Task requirements:
Take each line containing "sont" and report it exactly as written.

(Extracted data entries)
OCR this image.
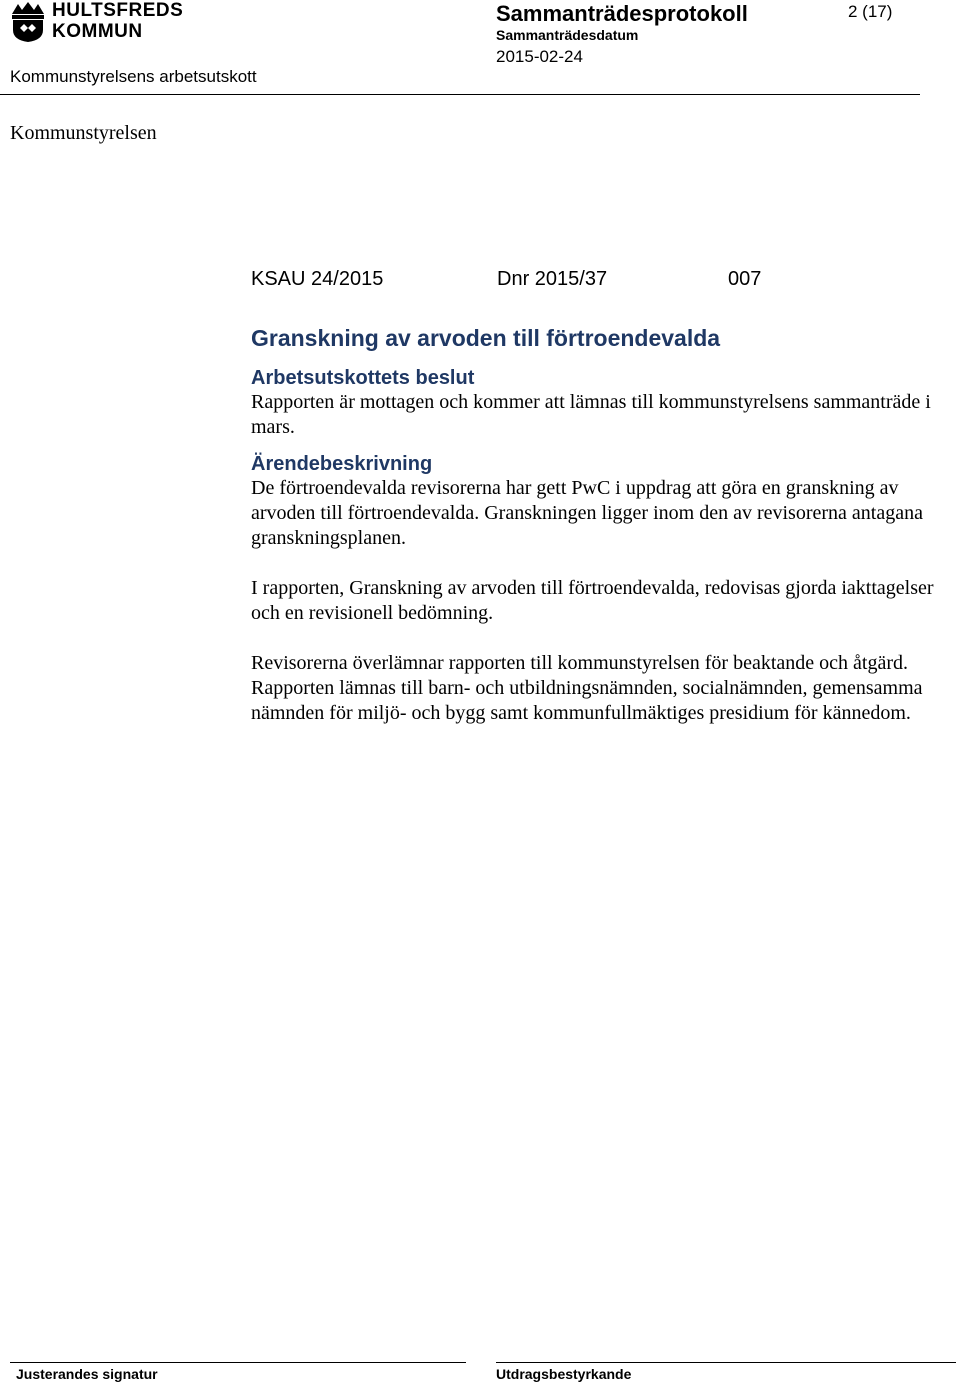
HULTSFREDS
KOMMUN
Sammanträdesprotokoll
Sammanträdesdatum
2015-02-24
2 (17)
Kommunstyrelsens arbetsutskott
Kommunstyrelsen
KSAU 24/2015	Dnr 2015/37	007
Granskning av arvoden till förtroendevalda
Arbetsutskottets beslut

Rapporten är mottagen och kommer att lämnas till kommunstyrelsens sammanträde i mars.

Ärendebeskrivning

De förtroendevalda revisorerna har gett PwC i uppdrag att göra en granskning av arvoden till förtroendevalda. Granskningen ligger inom den av revisorerna antagana granskningsplanen.

I rapporten, Granskning av arvoden till förtroendevalda, redovisas gjorda iakttagelser och en revisionell bedömning.

Revisorerna överlämnar rapporten till kommunstyrelsen för beaktande och åtgärd. Rapporten lämnas till barn- och utbildningsnämnden, socialnämnden, gemensamma nämnden för miljö- och bygg samt kommunfullmäktiges presidium för kännedom.

Justerandes signatur	Utdragsbestyrkande
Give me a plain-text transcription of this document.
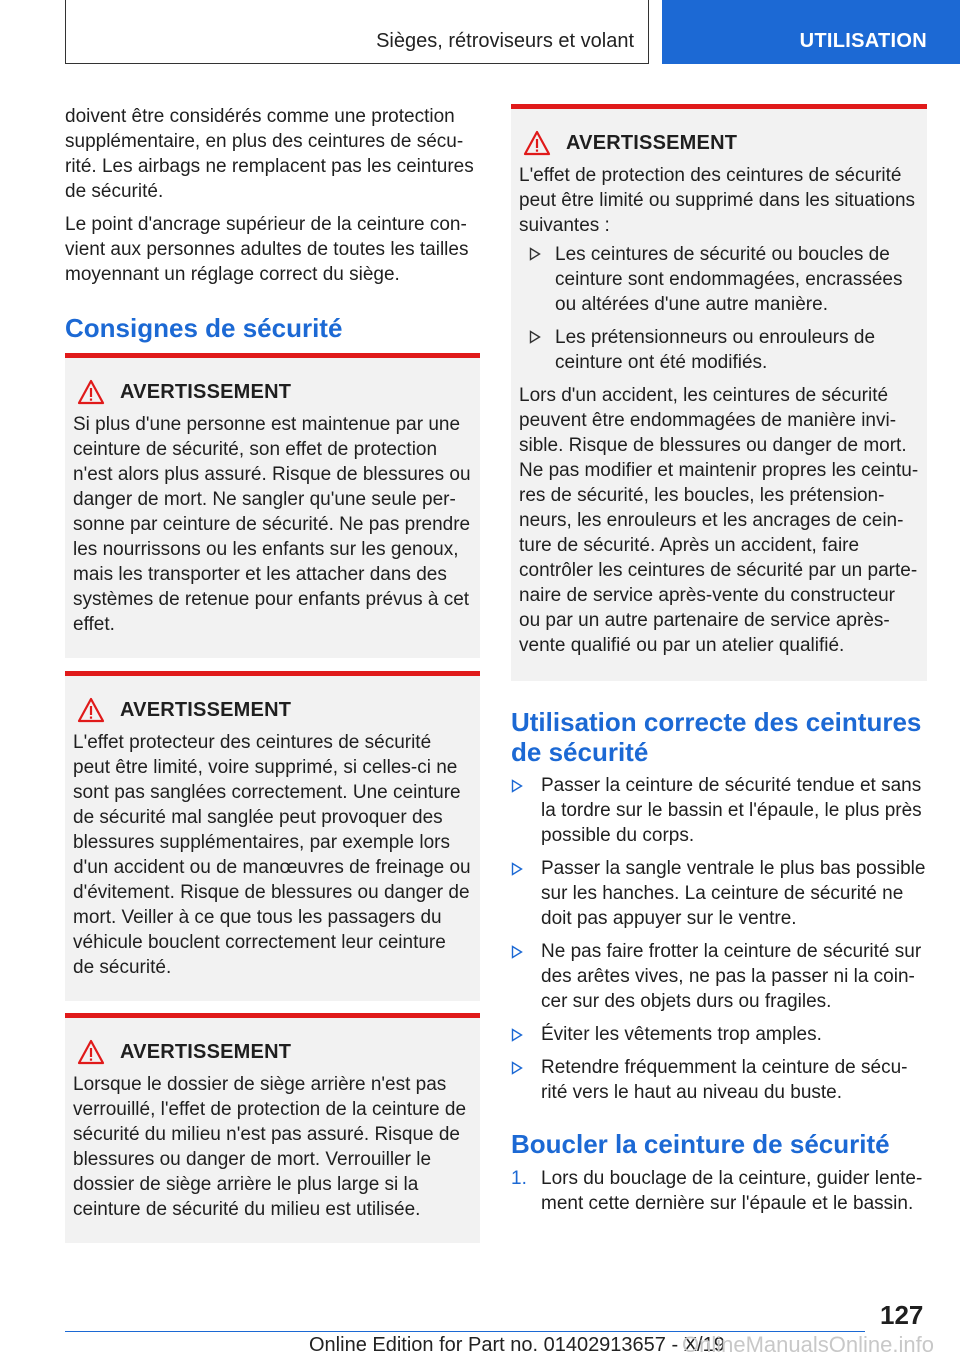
Sièges, rétroviseurs et volant	UTILISATION

doivent être considérés comme une protection supplémentaire, en plus des ceintures de sécurité. Les airbags ne remplacent pas les ceintures de sécurité.

Le point d'ancrage supérieur de la ceinture convient aux personnes adultes de toutes les tailles moyennant un réglage correct du siège.

Consignes de sécurité
AVERTISSEMENT

Si plus d'une personne est maintenue par une ceinture de sécurité, son effet de protection n'est alors plus assuré. Risque de blessures ou danger de mort. Ne sangler qu'une seule personne par ceinture de sécurité. Ne pas prendre les nourrissons ou les enfants sur les genoux, mais les transporter et les attacher dans des systèmes de retenue pour enfants prévus à cet effet.

AVERTISSEMENT

L'effet protecteur des ceintures de sécurité peut être limité, voire supprimé, si celles-ci ne sont pas sanglées correctement. Une ceinture de sécurité mal sanglée peut provoquer des blessures supplémentaires, par exemple lors d'un accident ou de manœuvres de freinage ou d'évitement. Risque de blessures ou danger de mort. Veiller à ce que tous les passagers du véhicule bouclent correctement leur ceinture de sécurité.

AVERTISSEMENT

Lorsque le dossier de siège arrière n'est pas verrouillé, l'effet de protection de la ceinture de sécurité du milieu n'est pas assuré. Risque de blessures ou danger de mort. Verrouiller le dossier de siège arrière le plus large si la ceinture de sécurité du milieu est utilisée.

AVERTISSEMENT

L'effet de protection des ceintures de sécurité peut être limité ou supprimé dans les situations suivantes :

Les ceintures de sécurité ou boucles de ceinture sont endommagées, encrassées ou altérées d'une autre manière.
Les prétensionneurs ou enrouleurs de ceinture ont été modifiés.

Lors d'un accident, les ceintures de sécurité peuvent être endommagées de manière invisible. Risque de blessures ou danger de mort. Ne pas modifier et maintenir propres les ceintures de sécurité, les boucles, les prétensionneurs, les enrouleurs et les ancrages de ceinture de sécurité. Après un accident, faire contrôler les ceintures de sécurité par un partenaire de service après-vente du constructeur ou par un autre partenaire de service après-vente qualifié ou par un atelier qualifié.

Utilisation correcte des ceintures de sécurité
Passer la ceinture de sécurité tendue et sans la tordre sur le bassin et l'épaule, le plus près possible du corps.
Passer la sangle ventrale le plus bas possible sur les hanches. La ceinture de sécurité ne doit pas appuyer sur le ventre.
Ne pas faire frotter la ceinture de sécurité sur des arêtes vives, ne pas la passer ni la coincer sur des objets durs ou fragiles.
Éviter les vêtements trop amples.
Retendre fréquemment la ceinture de sécurité vers le haut au niveau du buste.
Boucler la ceinture de sécurité
1. Lors du bouclage de la ceinture, guider lentement cette dernière sur l'épaule et le bassin.
127
Online Edition for Part no. 01402913657 - X/19
OnlineManualsOnline.info
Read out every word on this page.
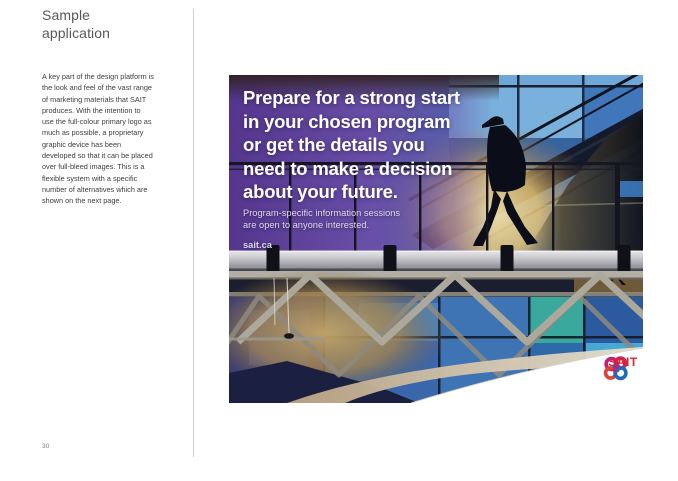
Sample application

A key part of the design platform is the look and feel of the vast range of marketing materials that SAIT produces. With the intention to use the full-colour primary logo as much as possible, a proprietary graphic device has been developed so that it can be placed over full-bleed images. This is a flexible system with a specific number of alternatives which are shown on the next page.

30
Prepare for a strong start
in your chosen program
or get the details you
need to make a decision
about your future.
Program-specific information sessions
are open to anyone interested.
sait.ca
SAIT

Solution for this task:
L'effet protecteur des ceintures de sécurité peut être limité, voire supprimé, si celles-ci ne sont pas sanglées correctement. Une ceinture de sécurité mal sanglée peut provoquer des blessures supplémentaires, par exemple lors d'un accident ou de manœuvres de freinage ou d'évitement. Risque de blessures ou danger de mort. Veiller à ce que tous les passagers du véhicule bouclent correctement leur ceinture de sécurité.
Les ceintures de sécurité ou boucles de ceinture sont endommagées, encrassées ou altérées d'une autre manière.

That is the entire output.